__Work to complete__
The data below needs to be returned exactly, line for line.

__Information provided__
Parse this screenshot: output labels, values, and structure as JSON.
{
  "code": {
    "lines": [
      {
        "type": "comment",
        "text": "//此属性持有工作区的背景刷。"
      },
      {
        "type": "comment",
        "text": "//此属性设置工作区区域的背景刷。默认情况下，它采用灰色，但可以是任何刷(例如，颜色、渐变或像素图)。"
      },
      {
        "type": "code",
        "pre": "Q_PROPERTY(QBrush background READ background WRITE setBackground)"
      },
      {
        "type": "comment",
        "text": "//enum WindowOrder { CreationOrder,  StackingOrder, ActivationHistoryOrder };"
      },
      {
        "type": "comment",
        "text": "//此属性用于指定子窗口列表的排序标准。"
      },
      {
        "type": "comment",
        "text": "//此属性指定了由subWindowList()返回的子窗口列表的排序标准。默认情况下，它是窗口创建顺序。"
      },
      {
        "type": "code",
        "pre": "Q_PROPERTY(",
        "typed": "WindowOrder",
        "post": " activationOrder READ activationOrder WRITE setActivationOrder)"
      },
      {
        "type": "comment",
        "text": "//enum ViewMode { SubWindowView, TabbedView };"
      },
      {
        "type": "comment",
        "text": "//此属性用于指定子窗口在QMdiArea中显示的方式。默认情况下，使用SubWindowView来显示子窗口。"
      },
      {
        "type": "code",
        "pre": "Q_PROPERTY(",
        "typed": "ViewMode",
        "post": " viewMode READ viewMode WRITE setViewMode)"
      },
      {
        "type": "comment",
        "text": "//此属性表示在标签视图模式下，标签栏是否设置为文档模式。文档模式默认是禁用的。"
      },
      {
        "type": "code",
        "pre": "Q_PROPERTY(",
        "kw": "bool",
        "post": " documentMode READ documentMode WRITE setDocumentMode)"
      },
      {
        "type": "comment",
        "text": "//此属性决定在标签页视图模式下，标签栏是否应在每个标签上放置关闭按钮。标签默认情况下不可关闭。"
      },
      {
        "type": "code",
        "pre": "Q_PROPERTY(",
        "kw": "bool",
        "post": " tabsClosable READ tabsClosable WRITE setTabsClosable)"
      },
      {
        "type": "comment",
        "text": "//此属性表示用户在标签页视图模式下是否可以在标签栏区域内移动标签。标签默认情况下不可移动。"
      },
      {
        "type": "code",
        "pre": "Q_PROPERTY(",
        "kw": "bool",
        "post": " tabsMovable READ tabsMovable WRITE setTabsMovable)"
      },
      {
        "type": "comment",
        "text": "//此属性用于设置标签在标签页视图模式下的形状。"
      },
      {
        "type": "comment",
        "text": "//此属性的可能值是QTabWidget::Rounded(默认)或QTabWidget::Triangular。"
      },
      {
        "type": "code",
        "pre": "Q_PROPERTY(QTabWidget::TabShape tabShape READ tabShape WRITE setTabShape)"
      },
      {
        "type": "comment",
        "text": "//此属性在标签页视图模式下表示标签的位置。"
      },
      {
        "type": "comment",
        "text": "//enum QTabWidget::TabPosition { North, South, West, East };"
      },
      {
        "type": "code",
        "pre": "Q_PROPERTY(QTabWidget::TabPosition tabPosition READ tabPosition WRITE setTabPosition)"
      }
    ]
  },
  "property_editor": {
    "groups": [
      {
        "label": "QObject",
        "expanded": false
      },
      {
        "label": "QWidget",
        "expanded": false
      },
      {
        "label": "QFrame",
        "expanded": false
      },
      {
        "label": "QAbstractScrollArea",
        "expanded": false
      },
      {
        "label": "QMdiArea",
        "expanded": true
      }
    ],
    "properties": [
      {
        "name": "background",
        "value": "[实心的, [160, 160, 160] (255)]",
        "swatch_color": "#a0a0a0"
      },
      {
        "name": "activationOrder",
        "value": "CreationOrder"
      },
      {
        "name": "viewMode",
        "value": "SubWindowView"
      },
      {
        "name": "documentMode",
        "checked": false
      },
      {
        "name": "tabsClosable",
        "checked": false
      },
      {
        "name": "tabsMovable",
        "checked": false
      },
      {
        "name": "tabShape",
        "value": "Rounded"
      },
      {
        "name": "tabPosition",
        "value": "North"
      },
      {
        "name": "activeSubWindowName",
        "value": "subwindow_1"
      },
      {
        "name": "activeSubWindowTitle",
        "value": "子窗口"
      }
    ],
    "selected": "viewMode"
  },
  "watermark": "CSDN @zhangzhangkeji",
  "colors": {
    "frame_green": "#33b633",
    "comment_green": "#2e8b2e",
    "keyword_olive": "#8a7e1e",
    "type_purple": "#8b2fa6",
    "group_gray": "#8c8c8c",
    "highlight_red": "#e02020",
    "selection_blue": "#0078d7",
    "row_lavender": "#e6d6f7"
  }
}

__Written response__
Parse this screenshot: output labels, values, and structure as JSON.
{
  "code": {
    "lines": [
      {
        "type": "comment",
        "text": "//此属性持有工作区的背景刷。"
      },
      {
        "type": "comment",
        "text": "//此属性设置工作区区域的背景刷。默认情况下，它采用灰色，但可以是任何刷(例如，颜色、渐变或像素图)。"
      },
      {
        "type": "code",
        "pre": "Q_PROPERTY(QBrush background READ background WRITE setBackground)"
      },
      {
        "type": "comment",
        "text": "//enum WindowOrder { CreationOrder,  StackingOrder, ActivationHistoryOrder };"
      },
      {
        "type": "comment",
        "text": "//此属性用于指定子窗口列表的排序标准。"
      },
      {
        "type": "comment",
        "text": "//此属性指定了由subWindowList()返回的子窗口列表的排序标准。默认情况下，它是窗口创建顺序。"
      },
      {
        "type": "code",
        "pre": "Q_PROPERTY(",
        "typed": "WindowOrder",
        "post": " activationOrder READ activationOrder WRITE setActivationOrder)"
      },
      {
        "type": "comment",
        "text": "//enum ViewMode { SubWindowView, TabbedView };"
      },
      {
        "type": "comment",
        "text": "//此属性用于指定子窗口在QMdiArea中显示的方式。默认情况下，使用SubWindowView来显示子窗口。"
      },
      {
        "type": "code",
        "pre": "Q_PROPERTY(",
        "typed": "ViewMode",
        "post": " viewMode READ viewMode WRITE setViewMode)"
      },
      {
        "type": "comment",
        "text": "//此属性表示在标签视图模式下，标签栏是否设置为文档模式。文档模式默认是禁用的。"
      },
      {
        "type": "code",
        "pre": "Q_PROPERTY(",
        "kw": "bool",
        "post": " documentMode READ documentMode WRITE setDocumentMode)"
      },
      {
        "type": "comment",
        "text": "//此属性决定在标签页视图模式下，标签栏是否应在每个标签上放置关闭按钮。标签默认情况下不可关闭。"
      },
      {
        "type": "code",
        "pre": "Q_PROPERTY(",
        "kw": "bool",
        "post": " tabsClosable READ tabsClosable WRITE setTabsClosable)"
      },
      {
        "type": "comment",
        "text": "//此属性表示用户在标签页视图模式下是否可以在标签栏区域内移动标签。标签默认情况下不可移动。"
      },
      {
        "type": "code",
        "pre": "Q_PROPERTY(",
        "kw": "bool",
        "post": " tabsMovable READ tabsMovable WRITE setTabsMovable)"
      },
      {
        "type": "comment",
        "text": "//此属性用于设置标签在标签页视图模式下的形状。"
      },
      {
        "type": "comment",
        "text": "//此属性的可能值是QTabWidget::Rounded(默认)或QTabWidget::Triangular。"
      },
      {
        "type": "code",
        "pre": "Q_PROPERTY(QTabWidget::TabShape tabShape READ tabShape WRITE setTabShape)"
      },
      {
        "type": "comment",
        "text": "//此属性在标签页视图模式下表示标签的位置。"
      },
      {
        "type": "comment",
        "text": "//enum QTabWidget::TabPosition { North, South, West, East };"
      },
      {
        "type": "code",
        "pre": "Q_PROPERTY(QTabWidget::TabPosition tabPosition READ tabPosition WRITE setTabPosition)"
      }
    ]
  },
  "property_editor": {
    "groups": [
      {
        "label": "QObject",
        "expanded": false
      },
      {
        "label": "QWidget",
        "expanded": false
      },
      {
        "label": "QFrame",
        "expanded": false
      },
      {
        "label": "QAbstractScrollArea",
        "expanded": false
      },
      {
        "label": "QMdiArea",
        "expanded": true
      }
    ],
    "properties": [
      {
        "name": "background",
        "value": "[实心的, [160, 160, 160] (255)]",
        "swatch_color": "#a0a0a0"
      },
      {
        "name": "activationOrder",
        "value": "CreationOrder"
      },
      {
        "name": "viewMode",
        "value": "SubWindowView"
      },
      {
        "name": "documentMode",
        "checked": false
      },
      {
        "name": "tabsClosable",
        "checked": false
      },
      {
        "name": "tabsMovable",
        "checked": false
      },
      {
        "name": "tabShape",
        "value": "Rounded"
      },
      {
        "name": "tabPosition",
        "value": "North"
      },
      {
        "name": "activeSubWindowName",
        "value": "subwindow_1"
      },
      {
        "name": "activeSubWindowTitle",
        "value": "子窗口"
      }
    ],
    "selected": "viewMode"
  },
  "watermark": "CSDN @zhangzhangkeji",
  "colors": {
    "frame_green": "#33b633",
    "comment_green": "#2e8b2e",
    "keyword_olive": "#8a7e1e",
    "type_purple": "#8b2fa6",
    "group_gray": "#8c8c8c",
    "highlight_red": "#e02020",
    "selection_blue": "#0078d7",
    "row_lavender": "#e6d6f7"
  }
}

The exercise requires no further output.